Entries from a dataset:
• • •

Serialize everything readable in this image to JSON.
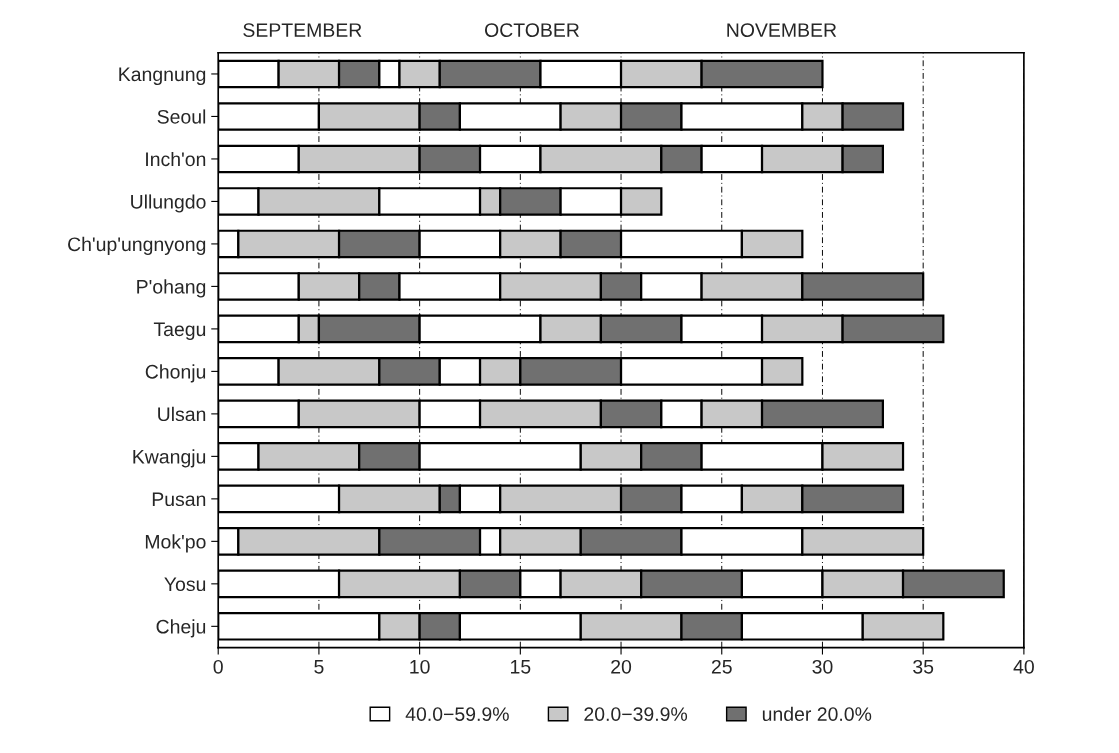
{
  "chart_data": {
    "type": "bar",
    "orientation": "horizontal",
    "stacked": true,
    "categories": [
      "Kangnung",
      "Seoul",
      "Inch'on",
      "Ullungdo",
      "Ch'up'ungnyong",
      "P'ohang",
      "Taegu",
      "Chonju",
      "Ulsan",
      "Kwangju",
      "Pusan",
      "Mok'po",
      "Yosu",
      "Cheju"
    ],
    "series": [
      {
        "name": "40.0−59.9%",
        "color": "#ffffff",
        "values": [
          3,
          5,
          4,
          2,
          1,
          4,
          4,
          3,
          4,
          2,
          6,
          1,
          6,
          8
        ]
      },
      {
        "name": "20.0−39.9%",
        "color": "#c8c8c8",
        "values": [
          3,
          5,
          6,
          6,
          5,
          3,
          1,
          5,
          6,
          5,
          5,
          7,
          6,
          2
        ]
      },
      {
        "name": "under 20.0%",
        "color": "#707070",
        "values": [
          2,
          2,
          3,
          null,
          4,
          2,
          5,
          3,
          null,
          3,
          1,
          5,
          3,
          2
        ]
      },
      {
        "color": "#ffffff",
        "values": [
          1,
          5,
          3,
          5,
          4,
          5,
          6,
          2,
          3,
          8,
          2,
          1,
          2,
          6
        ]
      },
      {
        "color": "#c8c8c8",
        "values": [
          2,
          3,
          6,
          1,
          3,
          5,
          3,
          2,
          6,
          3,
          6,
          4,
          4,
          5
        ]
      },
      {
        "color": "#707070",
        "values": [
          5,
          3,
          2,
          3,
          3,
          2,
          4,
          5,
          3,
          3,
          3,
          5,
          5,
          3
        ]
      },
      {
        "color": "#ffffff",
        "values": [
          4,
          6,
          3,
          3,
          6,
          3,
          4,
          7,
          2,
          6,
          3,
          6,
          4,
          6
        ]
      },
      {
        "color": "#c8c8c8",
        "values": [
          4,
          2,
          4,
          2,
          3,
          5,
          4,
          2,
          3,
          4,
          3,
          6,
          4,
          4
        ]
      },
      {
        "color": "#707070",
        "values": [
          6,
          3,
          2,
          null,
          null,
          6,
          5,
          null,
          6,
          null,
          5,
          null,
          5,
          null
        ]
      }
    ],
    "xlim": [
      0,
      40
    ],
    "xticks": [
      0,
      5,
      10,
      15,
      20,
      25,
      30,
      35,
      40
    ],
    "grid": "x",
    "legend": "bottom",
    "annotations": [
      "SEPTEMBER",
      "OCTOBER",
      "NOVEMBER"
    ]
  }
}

• • •

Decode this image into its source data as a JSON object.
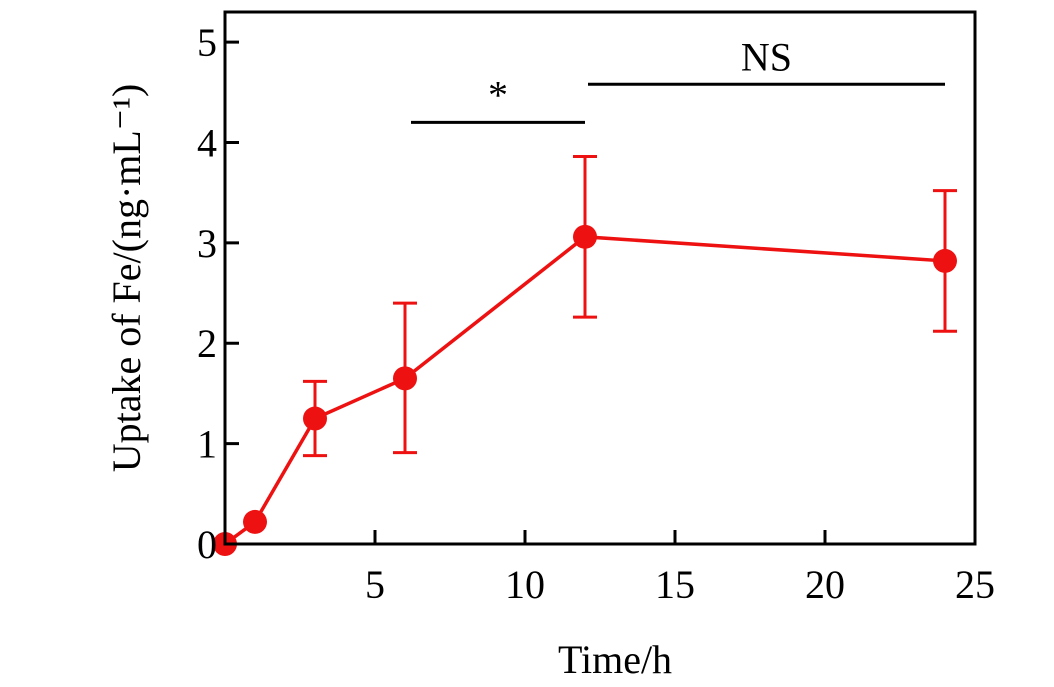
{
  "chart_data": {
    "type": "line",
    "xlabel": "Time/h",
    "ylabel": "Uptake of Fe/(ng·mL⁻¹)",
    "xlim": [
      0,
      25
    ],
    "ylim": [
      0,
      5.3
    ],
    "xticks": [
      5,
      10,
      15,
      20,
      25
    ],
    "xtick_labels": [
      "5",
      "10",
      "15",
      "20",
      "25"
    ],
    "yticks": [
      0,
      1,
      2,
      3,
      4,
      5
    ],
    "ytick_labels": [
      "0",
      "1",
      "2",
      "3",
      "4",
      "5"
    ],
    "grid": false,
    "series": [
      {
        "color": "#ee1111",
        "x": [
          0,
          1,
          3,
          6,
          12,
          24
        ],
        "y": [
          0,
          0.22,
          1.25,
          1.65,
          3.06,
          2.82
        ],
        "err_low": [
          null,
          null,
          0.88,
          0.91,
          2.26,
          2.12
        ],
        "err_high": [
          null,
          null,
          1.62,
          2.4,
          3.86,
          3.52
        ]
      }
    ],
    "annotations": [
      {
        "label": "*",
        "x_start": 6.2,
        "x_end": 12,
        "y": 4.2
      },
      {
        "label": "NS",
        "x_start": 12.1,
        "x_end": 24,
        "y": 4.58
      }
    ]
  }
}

• • •

> INSTRUCTIONS TO FOLLOW: Read through the lines above and collect those that contain the string "name".

> EXPECTED ANSWER:
        "name": "40.0−59.9%",
        "name": "20.0−39.9%",
        "name": "under 20.0%",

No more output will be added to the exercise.